Give the listing again character for character, but drop the images.
───── SUPPLIED RECORDS ─────
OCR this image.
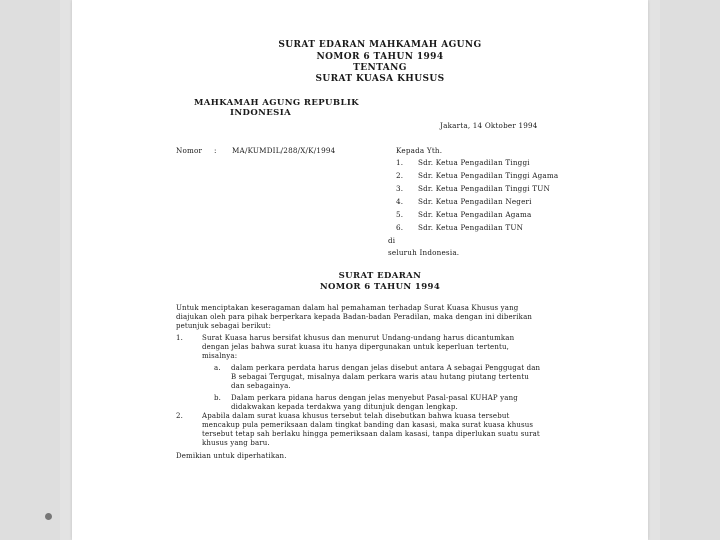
SURAT EDARAN MAHKAMAH AGUNG
NOMOR 6 TAHUN 1994
TENTANG
SURAT KUASA KHUSUS
MAHKAMAH AGUNG REPUBLIK
INDONESIA
Jakarta, 14 Oktober 1994
Nomor : MA/KUMDIL/288/X/K/1994	Kepada Yth.
1. Sdr. Ketua Pengadilan Tinggi
2. Sdr. Ketua Pengadilan Tinggi Agama
3. Sdr. Ketua Pengadilan Tinggi TUN
4. Sdr. Ketua Pengadilan Negeri
5. Sdr. Ketua Pengadilan Agama
6. Sdr. Ketua Pengadilan TUN
di
seluruh Indonesia.
SURAT EDARAN
NOMOR 6 TAHUN 1994
Untuk menciptakan keseragaman dalam hal pemahaman terhadap Surat Kuasa Khusus yang
diajukan oleh para pihak berperkara kepada Badan-badan Peradilan, maka dengan ini diberikan
petunjuk sebagai berikut:
1.	Surat Kuasa harus bersifat khusus dan menurut Undang-undang harus dicantumkan
dengan jelas bahwa surat kuasa itu hanya dipergunakan untuk keperluan tertentu,
misalnya:
a. dalam perkara perdata harus dengan jelas disebut antara A sebagai Penggugat dan
B sebagai Tergugat, misalnya dalam perkara waris atau hutang piutang tertentu
dan sebagainya.
b. Dalam perkara pidana harus dengan jelas menyebut Pasal-pasal KUHAP yang
didakwakan kepada terdakwa yang ditunjuk dengan lengkap.
2.	Apabila dalam surat kuasa khusus tersebut telah disebutkan bahwa kuasa tersebut
mencakup pula pemeriksaan dalam tingkat banding dan kasasi, maka surat kuasa khusus
tersebut tetap sah berlaku hingga pemeriksaan dalam kasasi, tanpa diperlukan suatu surat
khusus yang baru.
Demikian untuk diperhatikan.
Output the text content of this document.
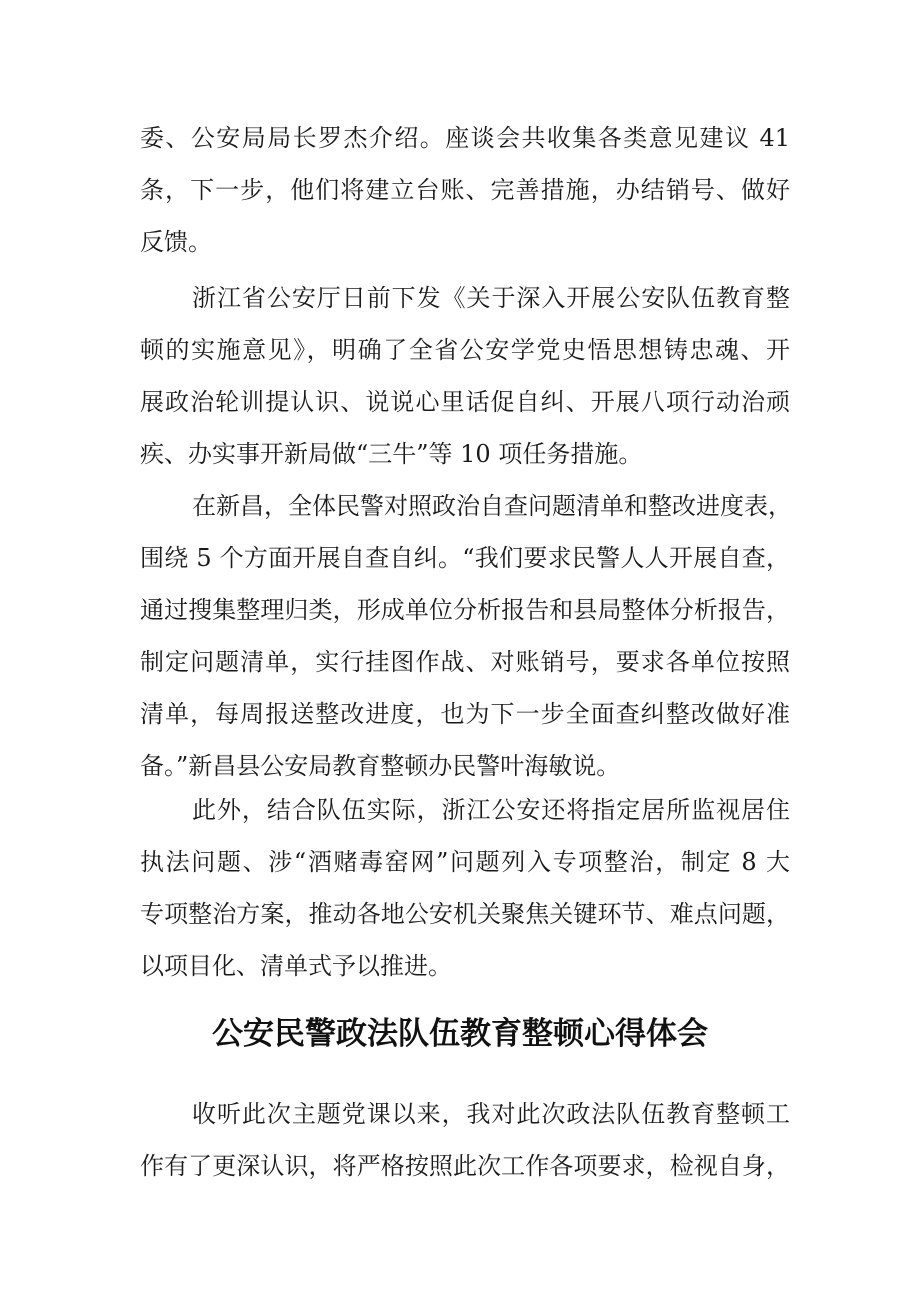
委、公安局局长罗杰介绍。座谈会共收集各类意见建议 41
条，下一步，他们将建立台账、完善措施，办结销号、做好
反馈。
浙江省公安厅日前下发《关于深入开展公安队伍教育整
顿的实施意见》，明确了全省公安学党史悟思想铸忠魂、开
展政治轮训提认识、说说心里话促自纠、开展八项行动治顽
疾、办实事开新局做“三牛”等 10 项任务措施。
在新昌，全体民警对照政治自查问题清单和整改进度表，
围绕 5 个方面开展自查自纠。“我们要求民警人人开展自查，
通过搜集整理归类，形成单位分析报告和县局整体分析报告，
制定问题清单，实行挂图作战、对账销号，要求各单位按照
清单，每周报送整改进度，也为下一步全面查纠整改做好准
备。”新昌县公安局教育整顿办民警叶海敏说。
此外，结合队伍实际，浙江公安还将指定居所监视居住
执法问题、涉“酒赌毒窑网”问题列入专项整治，制定 8 大
专项整治方案，推动各地公安机关聚焦关键环节、难点问题，
以项目化、清单式予以推进。
公安民警政法队伍教育整顿心得体会
收听此次主题党课以来，我对此次政法队伍教育整顿工
作有了更深认识，将严格按照此次工作各项要求，检视自身，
─────
SOLUTION TO THE PROBLEM =>
OCR this image.
SURAT EDARAN MAHKAMAH AGUNG
NOMOR 6 TAHUN 1994
TENTANG
SURAT KUASA KHUSUS
MAHKAMAH AGUNG REPUBLIK
INDONESIA
Jakarta, 14 Oktober 1994
Nomor : MA/KUMDIL/288/X/K/1994	Kepada Yth.
1. Sdr. Ketua Pengadilan Tinggi
2. Sdr. Ketua Pengadilan Tinggi Agama
3. Sdr. Ketua Pengadilan Tinggi TUN
4. Sdr. Ketua Pengadilan Negeri
5. Sdr. Ketua Pengadilan Agama
6. Sdr. Ketua Pengadilan TUN
di
seluruh Indonesia.
SURAT EDARAN
NOMOR 6 TAHUN 1994
Untuk menciptakan keseragaman dalam hal pemahaman terhadap Surat Kuasa Khusus yang
diajukan oleh para pihak berperkara kepada Badan-badan Peradilan, maka dengan ini diberikan
petunjuk sebagai berikut:
1.	Surat Kuasa harus bersifat khusus dan menurut Undang-undang harus dicantumkan
dengan jelas bahwa surat kuasa itu hanya dipergunakan untuk keperluan tertentu,
misalnya:
a. dalam perkara perdata harus dengan jelas disebut antara A sebagai Penggugat dan
B sebagai Tergugat, misalnya dalam perkara waris atau hutang piutang tertentu
dan sebagainya.
b. Dalam perkara pidana harus dengan jelas menyebut Pasal-pasal KUHAP yang
didakwakan kepada terdakwa yang ditunjuk dengan lengkap.
2.	Apabila dalam surat kuasa khusus tersebut telah disebutkan bahwa kuasa tersebut
mencakup pula pemeriksaan dalam tingkat banding dan kasasi, maka surat kuasa khusus
tersebut tetap sah berlaku hingga pemeriksaan dalam kasasi, tanpa diperlukan suatu surat
khusus yang baru.
Demikian untuk diperhatikan.
Output the text content of this document.
委、公安局局长罗杰介绍。座谈会共收集各类意见建议 41
条，下一步，他们将建立台账、完善措施，办结销号、做好
反馈。
浙江省公安厅日前下发《关于深入开展公安队伍教育整
顿的实施意见》，明确了全省公安学党史悟思想铸忠魂、开
展政治轮训提认识、说说心里话促自纠、开展八项行动治顽
疾、办实事开新局做“三牛”等 10 项任务措施。
在新昌，全体民警对照政治自查问题清单和整改进度表，
围绕 5 个方面开展自查自纠。“我们要求民警人人开展自查，
通过搜集整理归类，形成单位分析报告和县局整体分析报告，
制定问题清单，实行挂图作战、对账销号，要求各单位按照
清单，每周报送整改进度，也为下一步全面查纠整改做好准
备。”新昌县公安局教育整顿办民警叶海敏说。
此外，结合队伍实际，浙江公安还将指定居所监视居住
执法问题、涉“酒赌毒窑网”问题列入专项整治，制定 8 大
专项整治方案，推动各地公安机关聚焦关键环节、难点问题，
以项目化、清单式予以推进。
公安民警政法队伍教育整顿心得体会
收听此次主题党课以来，我对此次政法队伍教育整顿工
作有了更深认识，将严格按照此次工作各项要求，检视自身，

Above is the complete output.